§ Task instructions:
Retype each record shown below, leaving every character as it is.

>> Start Data in this exercise

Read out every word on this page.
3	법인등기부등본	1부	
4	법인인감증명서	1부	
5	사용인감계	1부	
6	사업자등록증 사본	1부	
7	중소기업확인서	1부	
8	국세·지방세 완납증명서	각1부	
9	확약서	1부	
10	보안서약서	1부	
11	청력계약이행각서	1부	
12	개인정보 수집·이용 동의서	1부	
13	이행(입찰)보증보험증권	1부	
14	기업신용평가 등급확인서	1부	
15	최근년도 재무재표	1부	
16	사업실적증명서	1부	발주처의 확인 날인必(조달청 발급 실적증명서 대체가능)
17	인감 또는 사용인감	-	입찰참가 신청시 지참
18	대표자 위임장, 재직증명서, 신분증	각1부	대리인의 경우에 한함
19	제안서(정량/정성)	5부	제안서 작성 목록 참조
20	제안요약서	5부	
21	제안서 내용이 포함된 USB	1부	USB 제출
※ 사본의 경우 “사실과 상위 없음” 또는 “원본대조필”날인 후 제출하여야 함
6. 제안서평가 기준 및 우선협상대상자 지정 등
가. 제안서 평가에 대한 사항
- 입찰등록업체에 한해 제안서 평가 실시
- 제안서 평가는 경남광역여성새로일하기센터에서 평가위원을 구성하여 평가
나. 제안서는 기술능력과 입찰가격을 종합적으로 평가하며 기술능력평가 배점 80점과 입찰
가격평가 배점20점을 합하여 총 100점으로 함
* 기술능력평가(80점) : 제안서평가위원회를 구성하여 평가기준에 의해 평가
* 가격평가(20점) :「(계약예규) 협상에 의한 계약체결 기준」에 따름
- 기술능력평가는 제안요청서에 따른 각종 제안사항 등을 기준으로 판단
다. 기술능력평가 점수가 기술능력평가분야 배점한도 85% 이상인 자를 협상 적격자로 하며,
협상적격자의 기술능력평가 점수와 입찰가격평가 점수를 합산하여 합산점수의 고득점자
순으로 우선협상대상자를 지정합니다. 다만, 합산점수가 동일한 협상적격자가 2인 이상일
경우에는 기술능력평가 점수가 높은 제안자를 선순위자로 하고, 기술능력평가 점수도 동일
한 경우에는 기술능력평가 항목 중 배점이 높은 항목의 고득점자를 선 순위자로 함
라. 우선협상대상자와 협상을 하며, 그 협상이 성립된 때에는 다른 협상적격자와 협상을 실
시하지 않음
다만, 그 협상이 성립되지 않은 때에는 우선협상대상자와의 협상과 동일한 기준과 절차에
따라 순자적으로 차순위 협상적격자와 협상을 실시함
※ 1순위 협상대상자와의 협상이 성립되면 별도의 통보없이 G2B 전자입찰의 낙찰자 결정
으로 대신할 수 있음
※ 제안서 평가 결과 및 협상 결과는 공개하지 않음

>> End Data in this exercise

§ Complete answer:
Read out every word on this page.
3	법인등기부등본	1부	
4	법인인감증명서	1부	
5	사용인감계	1부	
6	사업자등록증 사본	1부	
7	중소기업확인서	1부	
8	국세·지방세 완납증명서	각1부	
9	확약서	1부	
10	보안서약서	1부	
11	청력계약이행각서	1부	
12	개인정보 수집·이용 동의서	1부	
13	이행(입찰)보증보험증권	1부	
14	기업신용평가 등급확인서	1부	
15	최근년도 재무재표	1부	
16	사업실적증명서	1부	발주처의 확인 날인必(조달청 발급 실적증명서 대체가능)
17	인감 또는 사용인감	-	입찰참가 신청시 지참
18	대표자 위임장, 재직증명서, 신분증	각1부	대리인의 경우에 한함
19	제안서(정량/정성)	5부	제안서 작성 목록 참조
20	제안요약서	5부	
21	제안서 내용이 포함된 USB	1부	USB 제출
※ 사본의 경우 “사실과 상위 없음” 또는 “원본대조필”날인 후 제출하여야 함
6. 제안서평가 기준 및 우선협상대상자 지정 등
가. 제안서 평가에 대한 사항
- 입찰등록업체에 한해 제안서 평가 실시
- 제안서 평가는 경남광역여성새로일하기센터에서 평가위원을 구성하여 평가
나. 제안서는 기술능력과 입찰가격을 종합적으로 평가하며 기술능력평가 배점 80점과 입찰
가격평가 배점20점을 합하여 총 100점으로 함
* 기술능력평가(80점) : 제안서평가위원회를 구성하여 평가기준에 의해 평가
* 가격평가(20점) :「(계약예규) 협상에 의한 계약체결 기준」에 따름
- 기술능력평가는 제안요청서에 따른 각종 제안사항 등을 기준으로 판단
다. 기술능력평가 점수가 기술능력평가분야 배점한도 85% 이상인 자를 협상 적격자로 하며,
협상적격자의 기술능력평가 점수와 입찰가격평가 점수를 합산하여 합산점수의 고득점자
순으로 우선협상대상자를 지정합니다. 다만, 합산점수가 동일한 협상적격자가 2인 이상일
경우에는 기술능력평가 점수가 높은 제안자를 선순위자로 하고, 기술능력평가 점수도 동일
한 경우에는 기술능력평가 항목 중 배점이 높은 항목의 고득점자를 선 순위자로 함
라. 우선협상대상자와 협상을 하며, 그 협상이 성립된 때에는 다른 협상적격자와 협상을 실
시하지 않음
다만, 그 협상이 성립되지 않은 때에는 우선협상대상자와의 협상과 동일한 기준과 절차에
따라 순자적으로 차순위 협상적격자와 협상을 실시함
※ 1순위 협상대상자와의 협상이 성립되면 별도의 통보없이 G2B 전자입찰의 낙찰자 결정
으로 대신할 수 있음
※ 제안서 평가 결과 및 협상 결과는 공개하지 않음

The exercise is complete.